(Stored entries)
________________________
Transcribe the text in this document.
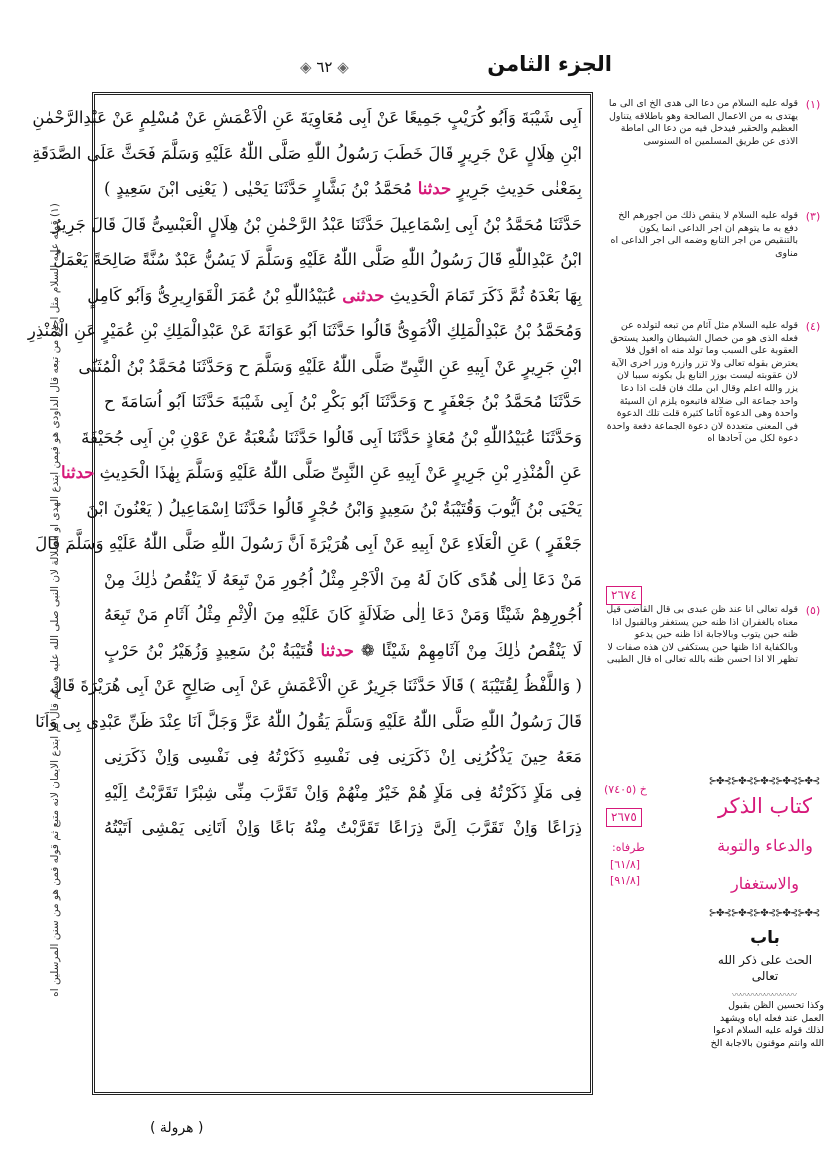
الجزء الثامن
◈ ٦٢ ◈
اَبِی شَیْبَةَ وَاَبُو کُرَیْبٍ جَمِیعًا عَنْ اَبِی مُعَاوِیَةَ عَنِ الْاَعْمَشِ عَنْ مُسْلِمٍ عَنْ عَبْدِالرَّحْمٰنِ
ابْنِ هِلَالٍ عَنْ جَرِیرٍ قَالَ خَطَبَ رَسُولُ اللّٰهِ صَلَّى اللّٰهُ عَلَیْهِ وَسَلَّمَ فَحَثَّ عَلَى الصَّدَقَةِ
بِمَعْنٰى حَدِیثِ جَرِیرٍ حدثنا مُحَمَّدُ بْنُ بَشَّارٍ حَدَّثَنَا یَحْیٰى ( یَعْنِی ابْنَ سَعِیدٍ )
حَدَّثَنَا مُحَمَّدُ بْنُ اَبِی اِسْمَاعِیلَ حَدَّثَنَا عَبْدُ الرَّحْمٰنِ بْنُ هِلَالٍ الْعَبْسِیُّ قَالَ قَالَ جَرِیرُ
ابْنُ عَبْدِاللّٰهِ قَالَ رَسُولُ اللّٰهِ صَلَّى اللّٰهُ عَلَیْهِ وَسَلَّمَ لَا یَسُنُّ عَبْدٌ سُنَّةً صَالِحَةً یَعْمَلُ
بِهَا بَعْدَهُ ثُمَّ ذَكَرَ تَمَامَ الْحَدِیثِ حدثنی عُبَیْدُاللّٰهِ بْنُ عُمَرَ الْقَوَارِیرِیُّ وَاَبُو کَامِلٍ
وَمُحَمَّدُ بْنُ عَبْدِالْمَلِكِ الْاُمَوِیُّ قَالُوا حَدَّثَنَا اَبُو عَوَانَةَ عَنْ عَبْدِالْمَلِكِ بْنِ عُمَیْرٍ عَنِ الْمُنْذِرِ
ابْنِ جَرِیرٍ عَنْ اَبِیهِ عَنِ النَّبِیِّ صَلَّى اللّٰهُ عَلَیْهِ وَسَلَّمَ ح وَحَدَّثَنَا مُحَمَّدُ بْنُ الْمُثَنّٰى
حَدَّثَنَا مُحَمَّدُ بْنُ جَعْفَرٍ ح وَحَدَّثَنَا اَبُو بَكْرِ بْنُ اَبِی شَیْبَةَ حَدَّثَنَا اَبُو اُسَامَةَ ح
وَحَدَّثَنَا عُبَیْدُاللّٰهِ بْنُ مُعَاذٍ حَدَّثَنَا اَبِی قَالُوا حَدَّثَنَا شُعْبَةُ عَنْ عَوْنِ بْنِ اَبِی جُحَیْفَةَ
عَنِ الْمُنْذِرِ بْنِ جَرِیرٍ عَنْ اَبِیهِ عَنِ النَّبِیِّ صَلَّى اللّٰهُ عَلَیْهِ وَسَلَّمَ بِهٰذَا الْحَدِیثِ حدثنا
یَحْیَى بْنُ اَیُّوبَ وَقُتَیْبَةُ بْنُ سَعِیدٍ وَابْنُ حُجْرٍ قَالُوا حَدَّثَنَا اِسْمَاعِیلُ ( یَعْنُونَ ابْنَ
جَعْفَرٍ ) عَنِ الْعَلَاءِ عَنْ اَبِیهِ عَنْ اَبِی هُرَیْرَةَ اَنَّ رَسُولَ اللّٰهِ صَلَّى اللّٰهُ عَلَیْهِ وَسَلَّمَ قَالَ
مَنْ دَعَا اِلٰى هُدًى كَانَ لَهُ مِنَ الْاَجْرِ مِثْلُ اُجُورِ مَنْ تَبِعَهُ لَا یَنْقُصُ ذٰلِكَ مِنْ
اُجُورِهِمْ شَیْئًا وَمَنْ دَعَا اِلٰى ضَلَالَةٍ كَانَ عَلَیْهِ مِنَ الْاِثْمِ مِثْلُ آثَامِ مَنْ تَبِعَهُ
لَا یَنْقُصُ ذٰلِكَ مِنْ آثَامِهِمْ شَیْئًا ❁ حدثنا قُتَیْبَةُ بْنُ سَعِیدٍ وَزُهَیْرُ بْنُ حَرْبٍ
( وَاللَّفْظُ لِقُتَیْبَةَ ) قَالَا حَدَّثَنَا جَرِیرٌ عَنِ الْاَعْمَشِ عَنْ اَبِی صَالِحٍ عَنْ اَبِی هُرَیْرَةَ قَالَ
قَالَ رَسُولُ اللّٰهِ صَلَّى اللّٰهُ عَلَیْهِ وَسَلَّمَ یَقُولُ اللّٰهُ عَزَّ وَجَلَّ اَنَا عِنْدَ ظَنِّ عَبْدِی بِی وَاَنَا
مَعَهُ حِینَ یَذْكُرُنِی اِنْ ذَكَرَنِی فِی نَفْسِهِ ذَكَرْتُهُ فِی نَفْسِی وَاِنْ ذَكَرَنِی
فِی مَلَاٍ ذَكَرْتُهُ فِی مَلَاٍ هُمْ خَیْرٌ مِنْهُمْ وَاِنْ تَقَرَّبَ مِنِّی شِبْرًا تَقَرَّبْتُ اِلَیْهِ
ذِرَاعًا وَاِنْ تَقَرَّبَ اِلَیَّ ذِرَاعًا تَقَرَّبْتُ مِنْهُ بَاعًا وَاِنْ اَتَانِی یَمْشِی اَتَیْتُهُ
(١) قوله عليه السلام مثل اجور من تبعه قال الداودى هو فيمن ابتدع الهدى او الضلالة لان النبى صلى الله عليه وسلم قال لم ابتدع الايمان لانه متبع ثم قوله فمن هو من سنن المرسلين اه
(١)
قوله عليه السلام من دعا الى هدى الخ اى الى ما يهتدى به من الاعمال الصالحة وهو باطلاقه يتناول العظيم والحقير فيدخل فيه من دعا الى اماطة الاذى عن طريق المسلمين اه السنوسى
(٣)
قوله عليه السلام لا ينقص ذلك من اجورهم الخ دفع به ما يتوهم ان اجر الداعى انما يكون بالتنقيص من اجر التابع وضمه الى اجر الداعى اه مناوى
(٤)
قوله عليه السلام مثل آثام من تبعه لتولده عن فعله الذى هو من خصال الشيطان والعبد يستحق العقوبة على السبب وما تولد منه اه اقول فلا يعترض بقوله تعالى ولا تزر وازرة وزر اخرى الآية لان عقوبته ليست بوزر التابع بل بكونه سببا لان يزر والله اعلم وقال ابن ملك فان قلت اذا دعا واحد جماعة الى ضلالة فاتبعوه يلزم ان السيئة واحدة وهى الدعوة آثاما كثيرة قلت تلك الدعوة فى المعنى متعددة لان دعوة الجماعة دفعة واحدة دعوة لكل من آحادها اه
٢٦٧٤
(٥)
قوله تعالى انا عند ظن عبدى بى قال القاضى قيل معناه بالغفران اذا ظنه حين يستغفر وبالقبول اذا ظنه حين يتوب وبالاجابة اذا ظنه حين يدعو وبالكفاية اذا ظنها حين يستكفى لان هذه صفات لا تظهر الا اذا احسن ظنه بالله تعالى اه قال الطيبى
⊱✤⊰⊱✤⊰⊱✤⊰⊱✤⊰⊱✤⊰
خ (٧٤٠٥)
٢٦٧٥
طرفاه:
[٦١/٨]
[٩١/٨]
كتاب الذكر
والدعاء والتوبة
والاستغفار
⊱✤⊰⊱✤⊰⊱✤⊰⊱✤⊰⊱✤⊰
باب
الحث على ذكر الله تعالى
〰〰〰〰〰〰〰〰
وكذا تحسين الظن بقبول العمل عند فعله اياه ويشهد لذلك قوله عليه السلام ادعوا الله وانتم موقنون بالاجابة الخ
( هرولة )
________________________
### [Exercise objective]
Gather each line that holds "حدثنا".

### [The response]
بِمَعْنٰى حَدِیثِ جَرِیرٍ حدثنا مُحَمَّدُ بْنُ بَشَّارٍ حَدَّثَنَا یَحْیٰى ( یَعْنِی ابْنَ سَعِیدٍ )
عَنِ الْمُنْذِرِ بْنِ جَرِیرٍ عَنْ اَبِیهِ عَنِ النَّبِیِّ صَلَّى اللّٰهُ عَلَیْهِ وَسَلَّمَ بِهٰذَا الْحَدِیثِ حدثنا
لَا یَنْقُصُ ذٰلِكَ مِنْ آثَامِهِمْ شَیْئًا ❁ حدثنا قُتَیْبَةُ بْنُ سَعِیدٍ وَزُهَیْرُ بْنُ حَرْبٍ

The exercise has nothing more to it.